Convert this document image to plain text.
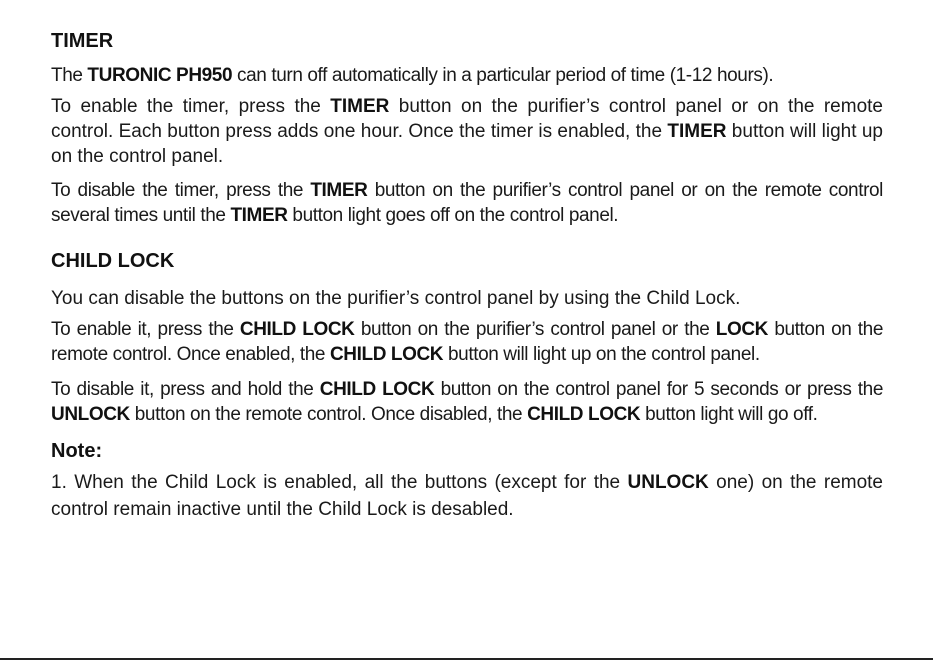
TIMER

The TURONIC PH950 can turn off automatically in a particular period of time (1-12 hours).

To enable the timer, press the TIMER button on the purifier’s control panel or on the remote control. Each button press adds one hour. Once the timer is enabled, the TIMER button will light up on the control panel.

To disable the timer, press the TIMER button on the purifier’s control panel or on the remote control several times until the TIMER button light goes off on the control panel.

CHILD LOCK

You can disable the buttons on the purifier’s control panel by using the Child Lock.

To enable it, press the CHILD LOCK button on the purifier’s control panel or the LOCK button on the remote control. Once enabled, the CHILD LOCK button will light up on the control panel.

To disable it, press and hold the CHILD LOCK button on the control panel for 5 seconds or press the UNLOCK button on the remote control. Once disabled, the CHILD LOCK button light will go off.

Note:

1. When the Child Lock is enabled, all the buttons (except for the UNLOCK one) on the remote control remain inactive until the Child Lock is desabled.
● ● ● ●
=== WHAT THIS TASK INVOLVES ===
Transcribe the material exactly, and leave out whatever pictures it holds.

=== TASK RESPONSE ===
Convert this document image to plain text.
TIMER

The TURONIC PH950 can turn off automatically in a particular period of time (1-12 hours).

To enable the timer, press the TIMER button on the purifier’s control panel or on the remote control. Each button press adds one hour. Once the timer is enabled, the TIMER button will light up on the control panel.

To disable the timer, press the TIMER button on the purifier’s control panel or on the remote control several times until the TIMER button light goes off on the control panel.

CHILD LOCK

You can disable the buttons on the purifier’s control panel by using the Child Lock.

To enable it, press the CHILD LOCK button on the purifier’s control panel or the LOCK button on the remote control. Once enabled, the CHILD LOCK button will light up on the control panel.

To disable it, press and hold the CHILD LOCK button on the control panel for 5 seconds or press the UNLOCK button on the remote control. Once disabled, the CHILD LOCK button light will go off.

Note:

1. When the Child Lock is enabled, all the buttons (except for the UNLOCK one) on the remote control remain inactive until the Child Lock is desabled.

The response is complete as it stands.